### [Problem requirements]
In the abstract on Nannochloropsis salina under sinusoidal temperature control, which software was used for the pathway enrichment analysis?
═══ Page excerpt ═══
Metabolomic and lipidomic profiling in Nannochloropsis salina under sinusoidal temperature control.

The growing demand for large-scale sustainable, low-cost production of polyunsaturated fatty acids (PUFAs), carotenoids, and other high-value bioproducts has led to increased research in prospective microalgal species within the past several decades. The oleaginous marine microalga Nannochloropsis salina has received attention for its high oil yield (37-60% wt.) and production of the dietary PUFA ω-3 eicosapentaenoic acid (EPA). Marine microalgae found in temperate waters are subject to dynamic temperature fluctuations, which require mechanisms for temperature modulation. The incorporation of unsaturated fatty acids into membrane lipid pools is particularly important for maintaining membrane fluidity and cellular structure; therefore, the composition and content of membrane lipid pools is thought to be heavily regulated by temperature. Previous research has shown that N. salina grown under "cold stress" (=10°C below optimal temperature) results in both increased lipid production and desaturation of fatty acids. Reduced biomass productivity is a consequence of cold stress; however, regulation of cold stress through sinusoidal temperature control has been shown to reduce the effect on growth. Here, we demonstrate the effects of cold stress under 12:12 hr sinusoidal control on N. salina using four temperature regimes: 5°C, 10°C, 15°C and 20°C that all increase to 25°C during peak light intensity, while the control is maintained at a constant temperature of 25°C. Physiological stress is determined through growth rate, chlorophyll fluorescence and dissolved oxygen measurements. Metabolomes were sequenced and quantified using GC TOF MS, and the results were analyzed for statistical significance using MetaboAnalyst V3.0. In addition, a pathway enrichment analysis was performed using VANTED V2.6.3 that reveals depletions in TCA cycle intermediates, particularly acetyl-CoA pools, under cold stress. Total fatty acid (TFA) content is quantified using fatty acid methyl ester analysis, and increases in both the amount and desaturation of fatty acid pools are observed at lower temperatures. Whole lipidome profiling is performed using FT ICR MS, and at reduced temperatures there is an increased proportion of EPA in both triacylglycerol and membrane lipid pools. [ABSTRACT FROM AUTHOR]
═══ Recorded information ═══
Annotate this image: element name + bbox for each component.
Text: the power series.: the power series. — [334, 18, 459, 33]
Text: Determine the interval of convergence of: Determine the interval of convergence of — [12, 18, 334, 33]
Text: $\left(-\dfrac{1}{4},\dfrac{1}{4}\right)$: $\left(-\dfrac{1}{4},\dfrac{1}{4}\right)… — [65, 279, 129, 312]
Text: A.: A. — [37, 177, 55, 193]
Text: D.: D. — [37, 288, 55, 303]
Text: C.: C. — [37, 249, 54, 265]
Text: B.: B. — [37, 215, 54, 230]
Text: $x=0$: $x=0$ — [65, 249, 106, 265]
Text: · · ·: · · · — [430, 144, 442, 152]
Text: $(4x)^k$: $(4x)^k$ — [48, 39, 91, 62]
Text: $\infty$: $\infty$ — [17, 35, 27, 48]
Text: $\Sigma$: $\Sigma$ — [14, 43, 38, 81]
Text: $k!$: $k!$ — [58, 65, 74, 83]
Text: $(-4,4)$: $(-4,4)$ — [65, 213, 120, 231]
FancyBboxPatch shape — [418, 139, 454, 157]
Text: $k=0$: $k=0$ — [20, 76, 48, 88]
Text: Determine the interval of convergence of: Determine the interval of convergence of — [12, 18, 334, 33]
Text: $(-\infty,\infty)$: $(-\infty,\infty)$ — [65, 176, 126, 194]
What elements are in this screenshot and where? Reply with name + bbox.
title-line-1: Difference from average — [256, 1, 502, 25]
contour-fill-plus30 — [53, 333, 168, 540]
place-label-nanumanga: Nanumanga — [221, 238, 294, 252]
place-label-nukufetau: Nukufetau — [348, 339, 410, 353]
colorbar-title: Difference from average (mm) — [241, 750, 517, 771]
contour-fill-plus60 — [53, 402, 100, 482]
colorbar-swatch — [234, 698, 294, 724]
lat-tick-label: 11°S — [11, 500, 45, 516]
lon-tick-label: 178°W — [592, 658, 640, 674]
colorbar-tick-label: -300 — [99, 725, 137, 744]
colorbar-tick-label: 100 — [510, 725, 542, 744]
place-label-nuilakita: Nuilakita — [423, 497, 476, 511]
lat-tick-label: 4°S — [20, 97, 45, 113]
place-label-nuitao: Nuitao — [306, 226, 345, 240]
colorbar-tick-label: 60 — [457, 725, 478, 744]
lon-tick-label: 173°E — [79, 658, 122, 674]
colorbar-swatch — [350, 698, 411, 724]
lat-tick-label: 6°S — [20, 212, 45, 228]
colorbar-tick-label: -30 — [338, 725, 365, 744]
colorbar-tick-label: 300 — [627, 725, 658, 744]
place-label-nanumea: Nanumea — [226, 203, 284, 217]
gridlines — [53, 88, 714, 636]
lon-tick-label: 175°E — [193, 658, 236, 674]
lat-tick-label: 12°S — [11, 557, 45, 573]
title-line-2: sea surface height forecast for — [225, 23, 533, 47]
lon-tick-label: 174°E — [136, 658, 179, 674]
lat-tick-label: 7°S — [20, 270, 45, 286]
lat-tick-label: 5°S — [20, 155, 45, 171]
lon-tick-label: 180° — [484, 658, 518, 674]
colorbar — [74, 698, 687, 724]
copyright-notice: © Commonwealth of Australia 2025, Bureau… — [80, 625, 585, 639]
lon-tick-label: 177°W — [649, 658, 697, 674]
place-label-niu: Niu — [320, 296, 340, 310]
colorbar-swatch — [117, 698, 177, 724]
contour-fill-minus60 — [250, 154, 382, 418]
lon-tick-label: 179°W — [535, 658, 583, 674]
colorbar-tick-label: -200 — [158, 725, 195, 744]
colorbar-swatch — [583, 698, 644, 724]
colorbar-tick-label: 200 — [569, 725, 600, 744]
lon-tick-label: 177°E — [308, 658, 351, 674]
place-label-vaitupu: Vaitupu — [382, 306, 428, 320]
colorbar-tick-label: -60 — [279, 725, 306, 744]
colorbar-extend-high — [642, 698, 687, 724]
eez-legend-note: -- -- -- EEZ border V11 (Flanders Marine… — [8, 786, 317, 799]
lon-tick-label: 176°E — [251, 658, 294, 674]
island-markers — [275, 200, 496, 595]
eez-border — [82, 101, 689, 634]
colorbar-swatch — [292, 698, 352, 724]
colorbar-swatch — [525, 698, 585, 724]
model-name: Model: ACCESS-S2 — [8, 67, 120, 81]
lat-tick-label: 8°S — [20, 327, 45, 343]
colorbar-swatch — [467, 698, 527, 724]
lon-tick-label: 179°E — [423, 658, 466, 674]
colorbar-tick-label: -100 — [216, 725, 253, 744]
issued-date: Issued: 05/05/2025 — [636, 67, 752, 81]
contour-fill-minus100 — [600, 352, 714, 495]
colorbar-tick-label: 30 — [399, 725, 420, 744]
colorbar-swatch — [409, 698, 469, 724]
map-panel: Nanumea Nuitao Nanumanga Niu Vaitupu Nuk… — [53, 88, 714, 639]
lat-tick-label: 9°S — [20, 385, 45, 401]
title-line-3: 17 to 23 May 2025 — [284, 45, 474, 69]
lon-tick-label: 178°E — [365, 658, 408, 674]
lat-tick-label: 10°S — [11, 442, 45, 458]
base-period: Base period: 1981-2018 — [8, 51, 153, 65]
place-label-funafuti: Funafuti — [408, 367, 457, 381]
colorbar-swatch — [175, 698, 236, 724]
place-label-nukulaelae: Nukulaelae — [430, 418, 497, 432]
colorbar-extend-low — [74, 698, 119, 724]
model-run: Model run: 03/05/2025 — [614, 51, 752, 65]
═══
### [Result for this exercise]
VANTED V2.6.3